Exact repetition is required: output every record in full.

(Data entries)
━━━━━━━━━━━━━━━━━━━━━━━━━━━━━━

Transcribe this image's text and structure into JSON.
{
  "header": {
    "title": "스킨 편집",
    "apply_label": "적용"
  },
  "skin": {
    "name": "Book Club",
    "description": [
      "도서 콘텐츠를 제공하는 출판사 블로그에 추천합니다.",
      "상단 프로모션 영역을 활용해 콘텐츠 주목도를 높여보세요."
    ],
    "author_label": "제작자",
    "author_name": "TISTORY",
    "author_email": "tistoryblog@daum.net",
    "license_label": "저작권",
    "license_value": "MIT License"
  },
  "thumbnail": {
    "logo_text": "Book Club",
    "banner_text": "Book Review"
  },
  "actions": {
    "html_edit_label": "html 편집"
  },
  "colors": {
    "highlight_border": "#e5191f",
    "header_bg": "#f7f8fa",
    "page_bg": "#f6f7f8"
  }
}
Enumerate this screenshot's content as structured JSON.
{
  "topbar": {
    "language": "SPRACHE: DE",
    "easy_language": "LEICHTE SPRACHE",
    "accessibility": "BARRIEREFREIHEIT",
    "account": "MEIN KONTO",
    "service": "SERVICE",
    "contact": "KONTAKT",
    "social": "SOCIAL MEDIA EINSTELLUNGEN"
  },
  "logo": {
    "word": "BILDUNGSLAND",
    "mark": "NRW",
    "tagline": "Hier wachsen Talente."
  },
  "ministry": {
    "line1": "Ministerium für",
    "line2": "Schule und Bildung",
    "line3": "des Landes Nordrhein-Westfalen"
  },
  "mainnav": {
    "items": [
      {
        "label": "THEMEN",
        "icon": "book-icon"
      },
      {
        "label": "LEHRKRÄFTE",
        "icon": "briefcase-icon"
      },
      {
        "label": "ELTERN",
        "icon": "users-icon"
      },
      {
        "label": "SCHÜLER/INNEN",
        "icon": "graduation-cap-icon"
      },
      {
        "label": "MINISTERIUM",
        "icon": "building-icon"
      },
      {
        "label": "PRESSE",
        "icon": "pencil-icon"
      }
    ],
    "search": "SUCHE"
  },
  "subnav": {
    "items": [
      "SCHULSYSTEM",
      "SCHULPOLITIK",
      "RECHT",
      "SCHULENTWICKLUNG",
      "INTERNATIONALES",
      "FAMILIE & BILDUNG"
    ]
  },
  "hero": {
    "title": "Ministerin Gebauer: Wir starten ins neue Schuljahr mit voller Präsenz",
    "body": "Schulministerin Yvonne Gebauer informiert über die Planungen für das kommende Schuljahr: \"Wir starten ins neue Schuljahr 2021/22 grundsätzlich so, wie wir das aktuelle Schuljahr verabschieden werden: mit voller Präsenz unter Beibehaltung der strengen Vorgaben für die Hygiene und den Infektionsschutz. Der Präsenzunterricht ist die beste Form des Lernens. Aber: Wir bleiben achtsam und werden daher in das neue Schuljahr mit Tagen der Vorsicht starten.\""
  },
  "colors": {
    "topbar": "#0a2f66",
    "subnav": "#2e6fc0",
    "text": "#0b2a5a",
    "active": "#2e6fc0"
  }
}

━━━━━━━━━━━━━━━━━━━━━━━━━━━━━━

→ **Answer to the problem**
Transcribe this image's text and structure into JSON.
{
  "header": {
    "title": "스킨 편집",
    "apply_label": "적용"
  },
  "skin": {
    "name": "Book Club",
    "description": [
      "도서 콘텐츠를 제공하는 출판사 블로그에 추천합니다.",
      "상단 프로모션 영역을 활용해 콘텐츠 주목도를 높여보세요."
    ],
    "author_label": "제작자",
    "author_name": "TISTORY",
    "author_email": "tistoryblog@daum.net",
    "license_label": "저작권",
    "license_value": "MIT License"
  },
  "thumbnail": {
    "logo_text": "Book Club",
    "banner_text": "Book Review"
  },
  "actions": {
    "html_edit_label": "html 편집"
  },
  "colors": {
    "highlight_border": "#e5191f",
    "header_bg": "#f7f8fa",
    "page_bg": "#f6f7f8"
  }
}
Enumerate this screenshot's content as structured JSON.
{
  "topbar": {
    "language": "SPRACHE: DE",
    "easy_language": "LEICHTE SPRACHE",
    "accessibility": "BARRIEREFREIHEIT",
    "account": "MEIN KONTO",
    "service": "SERVICE",
    "contact": "KONTAKT",
    "social": "SOCIAL MEDIA EINSTELLUNGEN"
  },
  "logo": {
    "word": "BILDUNGSLAND",
    "mark": "NRW",
    "tagline": "Hier wachsen Talente."
  },
  "ministry": {
    "line1": "Ministerium für",
    "line2": "Schule und Bildung",
    "line3": "des Landes Nordrhein-Westfalen"
  },
  "mainnav": {
    "items": [
      {
        "label": "THEMEN",
        "icon": "book-icon"
      },
      {
        "label": "LEHRKRÄFTE",
        "icon": "briefcase-icon"
      },
      {
        "label": "ELTERN",
        "icon": "users-icon"
      },
      {
        "label": "SCHÜLER/INNEN",
        "icon": "graduation-cap-icon"
      },
      {
        "label": "MINISTERIUM",
        "icon": "building-icon"
      },
      {
        "label": "PRESSE",
        "icon": "pencil-icon"
      }
    ],
    "search": "SUCHE"
  },
  "subnav": {
    "items": [
      "SCHULSYSTEM",
      "SCHULPOLITIK",
      "RECHT",
      "SCHULENTWICKLUNG",
      "INTERNATIONALES",
      "FAMILIE & BILDUNG"
    ]
  },
  "hero": {
    "title": "Ministerin Gebauer: Wir starten ins neue Schuljahr mit voller Präsenz",
    "body": "Schulministerin Yvonne Gebauer informiert über die Planungen für das kommende Schuljahr: \"Wir starten ins neue Schuljahr 2021/22 grundsätzlich so, wie wir das aktuelle Schuljahr verabschieden werden: mit voller Präsenz unter Beibehaltung der strengen Vorgaben für die Hygiene und den Infektionsschutz. Der Präsenzunterricht ist die beste Form des Lernens. Aber: Wir bleiben achtsam und werden daher in das neue Schuljahr mit Tagen der Vorsicht starten.\""
  },
  "colors": {
    "topbar": "#0a2f66",
    "subnav": "#2e6fc0",
    "text": "#0b2a5a",
    "active": "#2e6fc0"
  }
}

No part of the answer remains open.